** Records shown **
-----
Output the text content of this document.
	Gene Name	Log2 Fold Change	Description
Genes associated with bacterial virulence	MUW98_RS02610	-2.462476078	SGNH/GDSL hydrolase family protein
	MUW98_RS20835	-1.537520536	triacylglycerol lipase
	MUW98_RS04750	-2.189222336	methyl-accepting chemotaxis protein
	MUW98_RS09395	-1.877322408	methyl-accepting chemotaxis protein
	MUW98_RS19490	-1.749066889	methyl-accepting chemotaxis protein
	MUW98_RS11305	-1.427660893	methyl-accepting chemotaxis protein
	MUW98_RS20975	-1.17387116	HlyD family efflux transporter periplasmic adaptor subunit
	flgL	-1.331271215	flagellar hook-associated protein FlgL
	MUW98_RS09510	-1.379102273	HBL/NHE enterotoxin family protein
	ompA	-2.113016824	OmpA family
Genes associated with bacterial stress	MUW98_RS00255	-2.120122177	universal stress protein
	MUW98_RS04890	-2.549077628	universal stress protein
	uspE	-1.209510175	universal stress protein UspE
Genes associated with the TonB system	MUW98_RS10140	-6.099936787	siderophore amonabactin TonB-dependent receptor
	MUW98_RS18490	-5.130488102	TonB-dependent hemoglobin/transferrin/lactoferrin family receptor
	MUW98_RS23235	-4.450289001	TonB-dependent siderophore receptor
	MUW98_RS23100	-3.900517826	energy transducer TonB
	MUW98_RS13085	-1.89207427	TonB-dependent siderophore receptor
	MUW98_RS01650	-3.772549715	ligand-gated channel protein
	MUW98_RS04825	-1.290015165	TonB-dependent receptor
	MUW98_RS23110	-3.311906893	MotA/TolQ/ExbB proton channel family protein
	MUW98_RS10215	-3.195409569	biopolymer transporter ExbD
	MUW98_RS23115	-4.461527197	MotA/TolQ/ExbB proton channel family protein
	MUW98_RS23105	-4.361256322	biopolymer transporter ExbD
-----
** Work required **
Write the data out again. Match it exactly.

** Output of the exercise **
Output the text content of this document.
	Gene Name	Log2 Fold Change	Description
Genes associated with bacterial virulence	MUW98_RS02610	-2.462476078	SGNH/GDSL hydrolase family protein
	MUW98_RS20835	-1.537520536	triacylglycerol lipase
	MUW98_RS04750	-2.189222336	methyl-accepting chemotaxis protein
	MUW98_RS09395	-1.877322408	methyl-accepting chemotaxis protein
	MUW98_RS19490	-1.749066889	methyl-accepting chemotaxis protein
	MUW98_RS11305	-1.427660893	methyl-accepting chemotaxis protein
	MUW98_RS20975	-1.17387116	HlyD family efflux transporter periplasmic adaptor subunit
	flgL	-1.331271215	flagellar hook-associated protein FlgL
	MUW98_RS09510	-1.379102273	HBL/NHE enterotoxin family protein
	ompA	-2.113016824	OmpA family
Genes associated with bacterial stress	MUW98_RS00255	-2.120122177	universal stress protein
	MUW98_RS04890	-2.549077628	universal stress protein
	uspE	-1.209510175	universal stress protein UspE
Genes associated with the TonB system	MUW98_RS10140	-6.099936787	siderophore amonabactin TonB-dependent receptor
	MUW98_RS18490	-5.130488102	TonB-dependent hemoglobin/transferrin/lactoferrin family receptor
	MUW98_RS23235	-4.450289001	TonB-dependent siderophore receptor
	MUW98_RS23100	-3.900517826	energy transducer TonB
	MUW98_RS13085	-1.89207427	TonB-dependent siderophore receptor
	MUW98_RS01650	-3.772549715	ligand-gated channel protein
	MUW98_RS04825	-1.290015165	TonB-dependent receptor
	MUW98_RS23110	-3.311906893	MotA/TolQ/ExbB proton channel family protein
	MUW98_RS10215	-3.195409569	biopolymer transporter ExbD
	MUW98_RS23115	-4.461527197	MotA/TolQ/ExbB proton channel family protein
	MUW98_RS23105	-4.361256322	biopolymer transporter ExbD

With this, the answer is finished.